▸ Input data
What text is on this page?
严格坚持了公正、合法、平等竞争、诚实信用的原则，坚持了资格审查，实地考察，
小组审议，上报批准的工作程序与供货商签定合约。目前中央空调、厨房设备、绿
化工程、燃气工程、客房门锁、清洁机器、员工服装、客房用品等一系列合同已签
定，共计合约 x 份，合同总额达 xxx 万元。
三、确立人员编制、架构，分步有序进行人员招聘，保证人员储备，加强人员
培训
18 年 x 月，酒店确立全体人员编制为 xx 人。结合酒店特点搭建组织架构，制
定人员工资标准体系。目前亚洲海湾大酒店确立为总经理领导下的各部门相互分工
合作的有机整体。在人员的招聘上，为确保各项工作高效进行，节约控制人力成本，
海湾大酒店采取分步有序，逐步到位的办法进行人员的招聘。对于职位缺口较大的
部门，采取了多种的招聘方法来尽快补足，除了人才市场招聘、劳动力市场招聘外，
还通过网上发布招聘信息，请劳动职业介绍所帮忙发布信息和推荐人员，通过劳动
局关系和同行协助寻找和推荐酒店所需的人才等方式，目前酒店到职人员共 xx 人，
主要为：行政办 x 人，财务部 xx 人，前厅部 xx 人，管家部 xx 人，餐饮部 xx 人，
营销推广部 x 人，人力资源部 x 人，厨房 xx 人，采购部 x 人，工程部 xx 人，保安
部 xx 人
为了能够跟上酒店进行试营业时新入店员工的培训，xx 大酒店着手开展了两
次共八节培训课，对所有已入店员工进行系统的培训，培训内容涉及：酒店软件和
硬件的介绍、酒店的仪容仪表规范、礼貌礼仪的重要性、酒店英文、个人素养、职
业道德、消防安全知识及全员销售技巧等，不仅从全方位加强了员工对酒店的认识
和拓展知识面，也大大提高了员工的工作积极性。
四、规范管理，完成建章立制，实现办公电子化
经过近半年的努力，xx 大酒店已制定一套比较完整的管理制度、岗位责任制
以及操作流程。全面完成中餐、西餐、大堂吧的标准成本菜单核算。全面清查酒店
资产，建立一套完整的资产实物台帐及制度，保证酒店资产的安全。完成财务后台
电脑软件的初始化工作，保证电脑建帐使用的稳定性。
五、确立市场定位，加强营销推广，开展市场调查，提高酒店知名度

▸ What to do
Set down the material above again, word for word.

▸ Problem solution
What text is on this page?
严格坚持了公正、合法、平等竞争、诚实信用的原则，坚持了资格审查，实地考察，
小组审议，上报批准的工作程序与供货商签定合约。目前中央空调、厨房设备、绿
化工程、燃气工程、客房门锁、清洁机器、员工服装、客房用品等一系列合同已签
定，共计合约 x 份，合同总额达 xxx 万元。
三、确立人员编制、架构，分步有序进行人员招聘，保证人员储备，加强人员
培训
18 年 x 月，酒店确立全体人员编制为 xx 人。结合酒店特点搭建组织架构，制
定人员工资标准体系。目前亚洲海湾大酒店确立为总经理领导下的各部门相互分工
合作的有机整体。在人员的招聘上，为确保各项工作高效进行，节约控制人力成本，
海湾大酒店采取分步有序，逐步到位的办法进行人员的招聘。对于职位缺口较大的
部门，采取了多种的招聘方法来尽快补足，除了人才市场招聘、劳动力市场招聘外，
还通过网上发布招聘信息，请劳动职业介绍所帮忙发布信息和推荐人员，通过劳动
局关系和同行协助寻找和推荐酒店所需的人才等方式，目前酒店到职人员共 xx 人，
主要为：行政办 x 人，财务部 xx 人，前厅部 xx 人，管家部 xx 人，餐饮部 xx 人，
营销推广部 x 人，人力资源部 x 人，厨房 xx 人，采购部 x 人，工程部 xx 人，保安
部 xx 人
为了能够跟上酒店进行试营业时新入店员工的培训，xx 大酒店着手开展了两
次共八节培训课，对所有已入店员工进行系统的培训，培训内容涉及：酒店软件和
硬件的介绍、酒店的仪容仪表规范、礼貌礼仪的重要性、酒店英文、个人素养、职
业道德、消防安全知识及全员销售技巧等，不仅从全方位加强了员工对酒店的认识
和拓展知识面，也大大提高了员工的工作积极性。
四、规范管理，完成建章立制，实现办公电子化
经过近半年的努力，xx 大酒店已制定一套比较完整的管理制度、岗位责任制
以及操作流程。全面完成中餐、西餐、大堂吧的标准成本菜单核算。全面清查酒店
资产，建立一套完整的资产实物台帐及制度，保证酒店资产的安全。完成财务后台
电脑软件的初始化工作，保证电脑建帐使用的稳定性。
五、确立市场定位，加强营销推广，开展市场调查，提高酒店知名度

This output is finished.